Exercise directions:
Locate each line of the material that contains "تضحك", then return it.

Collected data entries:
■ ■ ■ ■ ■ ■ ■

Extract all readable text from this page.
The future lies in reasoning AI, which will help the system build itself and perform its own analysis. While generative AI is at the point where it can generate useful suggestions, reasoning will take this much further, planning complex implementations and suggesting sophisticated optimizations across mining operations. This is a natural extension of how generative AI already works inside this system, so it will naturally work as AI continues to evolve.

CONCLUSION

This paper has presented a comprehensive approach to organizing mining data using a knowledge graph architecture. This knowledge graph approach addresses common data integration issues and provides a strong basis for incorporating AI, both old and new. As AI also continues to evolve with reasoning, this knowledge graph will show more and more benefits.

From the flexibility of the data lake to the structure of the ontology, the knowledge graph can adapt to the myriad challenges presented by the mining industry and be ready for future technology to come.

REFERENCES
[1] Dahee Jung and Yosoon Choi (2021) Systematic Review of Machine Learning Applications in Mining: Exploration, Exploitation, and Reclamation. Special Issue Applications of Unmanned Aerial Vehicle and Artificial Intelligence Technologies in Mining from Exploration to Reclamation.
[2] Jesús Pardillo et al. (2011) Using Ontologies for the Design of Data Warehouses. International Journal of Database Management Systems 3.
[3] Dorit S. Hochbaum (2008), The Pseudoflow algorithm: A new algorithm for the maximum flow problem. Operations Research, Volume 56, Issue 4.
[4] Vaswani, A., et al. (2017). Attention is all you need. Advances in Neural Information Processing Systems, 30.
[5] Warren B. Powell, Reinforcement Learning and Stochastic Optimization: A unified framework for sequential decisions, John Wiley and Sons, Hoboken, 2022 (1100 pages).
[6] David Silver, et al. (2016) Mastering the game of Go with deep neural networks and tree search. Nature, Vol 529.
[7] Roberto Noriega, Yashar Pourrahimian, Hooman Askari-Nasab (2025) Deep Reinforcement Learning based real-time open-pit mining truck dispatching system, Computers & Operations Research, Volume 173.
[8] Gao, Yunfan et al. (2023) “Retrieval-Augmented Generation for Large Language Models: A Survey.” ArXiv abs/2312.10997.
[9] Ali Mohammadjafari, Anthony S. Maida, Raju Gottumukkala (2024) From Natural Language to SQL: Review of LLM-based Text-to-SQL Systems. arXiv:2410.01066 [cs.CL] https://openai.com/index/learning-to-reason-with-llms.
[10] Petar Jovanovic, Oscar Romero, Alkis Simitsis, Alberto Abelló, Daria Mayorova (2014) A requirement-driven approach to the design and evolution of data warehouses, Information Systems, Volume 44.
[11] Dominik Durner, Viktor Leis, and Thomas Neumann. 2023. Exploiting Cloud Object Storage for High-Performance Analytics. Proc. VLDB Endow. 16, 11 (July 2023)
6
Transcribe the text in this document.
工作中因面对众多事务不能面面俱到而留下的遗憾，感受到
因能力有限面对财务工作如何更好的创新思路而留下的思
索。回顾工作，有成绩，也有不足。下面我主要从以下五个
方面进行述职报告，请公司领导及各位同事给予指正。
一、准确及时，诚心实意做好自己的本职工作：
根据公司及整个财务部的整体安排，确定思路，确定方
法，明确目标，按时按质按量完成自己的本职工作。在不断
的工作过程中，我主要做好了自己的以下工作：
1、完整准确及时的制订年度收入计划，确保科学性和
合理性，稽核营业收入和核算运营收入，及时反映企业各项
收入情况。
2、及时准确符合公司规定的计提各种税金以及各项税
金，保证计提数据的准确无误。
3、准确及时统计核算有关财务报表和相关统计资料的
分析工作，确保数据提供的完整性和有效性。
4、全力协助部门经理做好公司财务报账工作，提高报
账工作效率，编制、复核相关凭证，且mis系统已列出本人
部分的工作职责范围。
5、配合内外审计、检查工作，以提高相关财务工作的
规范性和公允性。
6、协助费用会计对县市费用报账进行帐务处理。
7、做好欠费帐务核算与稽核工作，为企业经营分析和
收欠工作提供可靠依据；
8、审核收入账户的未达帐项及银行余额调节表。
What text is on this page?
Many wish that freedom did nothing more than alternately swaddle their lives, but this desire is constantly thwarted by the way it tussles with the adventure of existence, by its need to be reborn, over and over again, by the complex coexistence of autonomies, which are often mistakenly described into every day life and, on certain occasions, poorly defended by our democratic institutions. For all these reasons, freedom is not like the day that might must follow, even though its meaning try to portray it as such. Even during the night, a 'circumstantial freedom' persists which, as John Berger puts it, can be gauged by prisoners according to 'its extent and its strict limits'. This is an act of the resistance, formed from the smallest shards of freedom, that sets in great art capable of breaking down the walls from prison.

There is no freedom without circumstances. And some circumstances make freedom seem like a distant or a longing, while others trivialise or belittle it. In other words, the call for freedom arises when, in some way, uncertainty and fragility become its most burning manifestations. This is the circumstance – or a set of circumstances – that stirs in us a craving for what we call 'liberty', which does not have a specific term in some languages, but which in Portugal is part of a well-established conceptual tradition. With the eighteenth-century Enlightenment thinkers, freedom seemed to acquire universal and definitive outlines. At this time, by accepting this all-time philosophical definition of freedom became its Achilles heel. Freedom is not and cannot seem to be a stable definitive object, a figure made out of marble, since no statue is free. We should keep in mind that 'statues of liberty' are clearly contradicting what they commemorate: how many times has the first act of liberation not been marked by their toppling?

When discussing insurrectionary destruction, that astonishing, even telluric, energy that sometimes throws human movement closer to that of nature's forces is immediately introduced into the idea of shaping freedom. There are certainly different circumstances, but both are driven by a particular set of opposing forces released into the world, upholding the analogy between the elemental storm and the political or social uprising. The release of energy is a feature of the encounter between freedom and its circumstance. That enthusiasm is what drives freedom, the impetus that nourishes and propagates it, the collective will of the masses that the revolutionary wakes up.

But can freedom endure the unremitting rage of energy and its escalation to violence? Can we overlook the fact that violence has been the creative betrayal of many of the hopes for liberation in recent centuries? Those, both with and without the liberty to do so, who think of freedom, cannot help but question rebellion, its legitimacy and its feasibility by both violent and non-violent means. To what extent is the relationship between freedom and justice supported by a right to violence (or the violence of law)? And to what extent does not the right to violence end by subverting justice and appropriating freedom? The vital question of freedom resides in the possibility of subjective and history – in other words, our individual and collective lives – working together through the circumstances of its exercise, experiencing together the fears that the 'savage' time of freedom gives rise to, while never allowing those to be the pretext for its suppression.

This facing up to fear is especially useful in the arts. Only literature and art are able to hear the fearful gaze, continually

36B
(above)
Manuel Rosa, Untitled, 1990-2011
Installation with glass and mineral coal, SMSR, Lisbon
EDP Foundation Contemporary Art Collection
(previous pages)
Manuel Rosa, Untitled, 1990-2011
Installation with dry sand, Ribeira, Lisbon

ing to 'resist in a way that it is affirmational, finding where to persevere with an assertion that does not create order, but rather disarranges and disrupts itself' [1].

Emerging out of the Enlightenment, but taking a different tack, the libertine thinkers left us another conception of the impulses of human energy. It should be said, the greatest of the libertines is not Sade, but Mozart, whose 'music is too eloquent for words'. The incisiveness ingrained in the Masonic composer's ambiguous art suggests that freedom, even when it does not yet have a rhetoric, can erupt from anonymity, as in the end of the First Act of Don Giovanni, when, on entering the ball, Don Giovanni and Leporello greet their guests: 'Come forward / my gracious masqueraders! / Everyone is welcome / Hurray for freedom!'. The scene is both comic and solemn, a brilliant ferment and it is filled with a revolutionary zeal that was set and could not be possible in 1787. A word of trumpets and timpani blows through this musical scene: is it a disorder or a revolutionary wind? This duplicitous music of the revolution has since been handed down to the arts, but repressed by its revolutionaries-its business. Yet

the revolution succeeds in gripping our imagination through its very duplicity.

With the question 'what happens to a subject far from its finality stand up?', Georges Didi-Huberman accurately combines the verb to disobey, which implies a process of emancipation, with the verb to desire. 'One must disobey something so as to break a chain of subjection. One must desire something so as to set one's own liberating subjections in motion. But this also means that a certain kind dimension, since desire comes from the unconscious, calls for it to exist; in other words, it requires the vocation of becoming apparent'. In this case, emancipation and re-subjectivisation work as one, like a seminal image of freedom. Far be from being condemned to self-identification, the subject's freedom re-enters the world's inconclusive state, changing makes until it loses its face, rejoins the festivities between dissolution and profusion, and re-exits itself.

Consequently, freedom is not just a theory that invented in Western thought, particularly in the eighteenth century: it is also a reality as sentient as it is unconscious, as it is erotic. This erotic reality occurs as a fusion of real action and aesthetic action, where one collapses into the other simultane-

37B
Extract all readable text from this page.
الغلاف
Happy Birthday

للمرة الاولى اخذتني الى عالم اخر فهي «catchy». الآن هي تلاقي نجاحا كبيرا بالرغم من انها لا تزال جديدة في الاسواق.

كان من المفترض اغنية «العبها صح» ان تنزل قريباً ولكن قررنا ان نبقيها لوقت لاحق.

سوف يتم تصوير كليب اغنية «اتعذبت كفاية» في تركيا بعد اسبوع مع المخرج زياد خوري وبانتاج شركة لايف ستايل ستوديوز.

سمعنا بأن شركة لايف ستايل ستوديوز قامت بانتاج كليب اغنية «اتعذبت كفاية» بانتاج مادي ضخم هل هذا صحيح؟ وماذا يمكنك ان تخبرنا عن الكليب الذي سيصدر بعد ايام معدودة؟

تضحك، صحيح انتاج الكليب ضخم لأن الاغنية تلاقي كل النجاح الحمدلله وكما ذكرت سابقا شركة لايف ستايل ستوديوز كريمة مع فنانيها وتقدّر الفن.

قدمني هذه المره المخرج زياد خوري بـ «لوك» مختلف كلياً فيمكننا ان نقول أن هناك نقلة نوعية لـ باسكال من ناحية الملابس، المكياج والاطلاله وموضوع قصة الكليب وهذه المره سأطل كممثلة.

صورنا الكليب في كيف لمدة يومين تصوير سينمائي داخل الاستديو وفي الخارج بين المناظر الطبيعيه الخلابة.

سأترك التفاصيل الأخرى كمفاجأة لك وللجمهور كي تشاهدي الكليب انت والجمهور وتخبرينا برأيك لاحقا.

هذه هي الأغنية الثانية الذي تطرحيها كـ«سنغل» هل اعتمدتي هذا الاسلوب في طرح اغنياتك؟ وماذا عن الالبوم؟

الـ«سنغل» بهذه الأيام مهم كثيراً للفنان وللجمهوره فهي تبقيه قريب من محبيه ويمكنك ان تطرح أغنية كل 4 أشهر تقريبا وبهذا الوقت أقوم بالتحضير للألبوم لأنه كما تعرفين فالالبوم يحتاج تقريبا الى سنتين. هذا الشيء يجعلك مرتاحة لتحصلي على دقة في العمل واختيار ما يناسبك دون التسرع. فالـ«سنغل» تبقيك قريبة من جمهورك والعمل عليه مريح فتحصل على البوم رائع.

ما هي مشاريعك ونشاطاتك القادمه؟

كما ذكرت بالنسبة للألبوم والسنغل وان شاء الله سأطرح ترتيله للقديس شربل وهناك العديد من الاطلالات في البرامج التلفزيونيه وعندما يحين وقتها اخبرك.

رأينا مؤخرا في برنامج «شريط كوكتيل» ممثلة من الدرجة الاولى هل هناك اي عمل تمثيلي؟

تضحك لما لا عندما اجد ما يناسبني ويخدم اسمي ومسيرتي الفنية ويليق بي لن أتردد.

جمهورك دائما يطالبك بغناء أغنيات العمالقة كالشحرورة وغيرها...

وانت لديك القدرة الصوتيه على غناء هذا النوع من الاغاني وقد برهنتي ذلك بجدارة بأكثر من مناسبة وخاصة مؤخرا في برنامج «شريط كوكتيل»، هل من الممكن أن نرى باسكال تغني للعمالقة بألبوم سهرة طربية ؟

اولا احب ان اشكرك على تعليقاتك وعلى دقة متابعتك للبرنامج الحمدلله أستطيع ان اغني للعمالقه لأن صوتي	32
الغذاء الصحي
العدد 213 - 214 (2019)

■ ■ ■ ■ ■ ■ ■

The answer:
تضحك، صحيح انتاج الكليب ضخم لأن الاغنية تلاقي كل النجاح الحمدلله وكما ذكرت سابقا شركة لايف ستايل ستوديوز كريمة مع فنانيها وتقدّر الفن.
تضحك لما لا عندما اجد ما يناسبني ويخدم اسمي ومسيرتي الفنية ويليق بي لن أتردد.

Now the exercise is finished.